STATED TASK: Wherever the string "title" occurs in a line of these records, report that line.

---+---

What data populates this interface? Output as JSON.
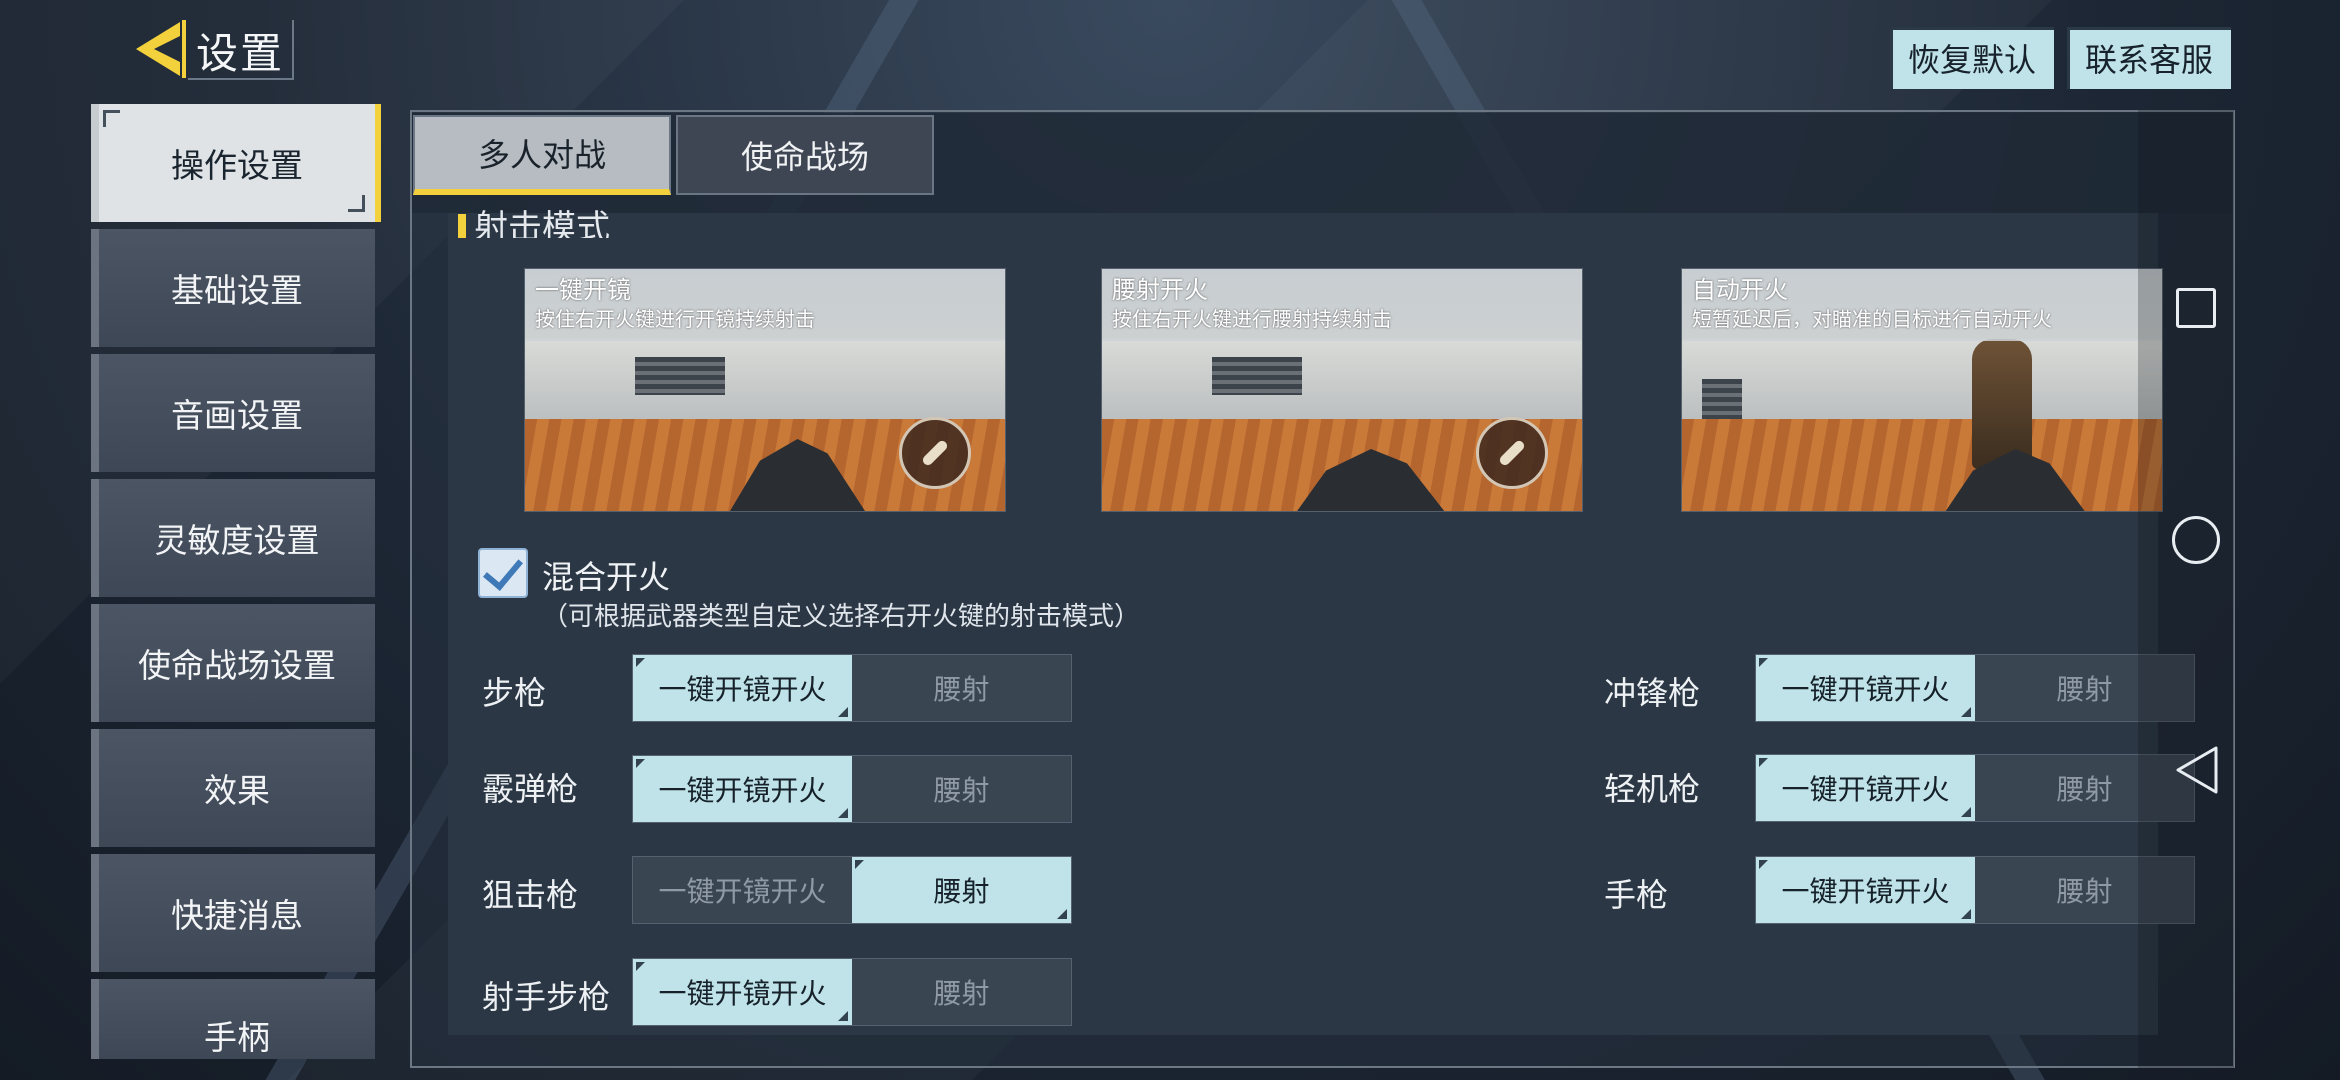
{
  "header": {
    "title": "设置",
    "restore_default": "恢复默认",
    "contact_support": "联系客服"
  },
  "sidebar": {
    "items": [
      {
        "label": "操作设置",
        "active": true
      },
      {
        "label": "基础设置"
      },
      {
        "label": "音画设置"
      },
      {
        "label": "灵敏度设置"
      },
      {
        "label": "使命战场设置"
      },
      {
        "label": "效果"
      },
      {
        "label": "快捷消息"
      },
      {
        "label": "手柄"
      }
    ]
  },
  "tabs": [
    {
      "label": "多人对战",
      "active": true
    },
    {
      "label": "使命战场"
    }
  ],
  "section": {
    "title": "射击模式"
  },
  "modes": [
    {
      "title": "一键开镜",
      "desc": "按住右开火键进行开镜持续射击"
    },
    {
      "title": "腰射开火",
      "desc": "按住右开火键进行腰射持续射击"
    },
    {
      "title": "自动开火",
      "desc": "短暂延迟后，对瞄准的目标进行自动开火"
    }
  ],
  "mixed_fire": {
    "label": "混合开火",
    "desc": "（可根据武器类型自定义选择右开火键的射击模式）",
    "checked": true
  },
  "options": {
    "ads": "一键开镜开火",
    "hip": "腰射"
  },
  "weapons": [
    {
      "name": "步枪",
      "selected": "ads"
    },
    {
      "name": "霰弹枪",
      "selected": "ads"
    },
    {
      "name": "狙击枪",
      "selected": "hip"
    },
    {
      "name": "射手步枪",
      "selected": "ads"
    },
    {
      "name": "冲锋枪",
      "selected": "ads"
    },
    {
      "name": "轻机枪",
      "selected": "ads"
    },
    {
      "name": "手枪",
      "selected": "ads"
    }
  ],
  "colors": {
    "accent": "#f2d13c",
    "selected_option": "#bfe3e8"
  },
  "icons": {
    "back": "back-arrow-icon",
    "nav_recent": "square-icon",
    "nav_home": "circle-icon",
    "nav_back": "triangle-back-icon"
  }
}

---+---

EXERCISE RESULT:
    "title": "设置",
    "title": "射击模式"
      "title": "一键开镜",
      "title": "腰射开火",
      "title": "自动开火",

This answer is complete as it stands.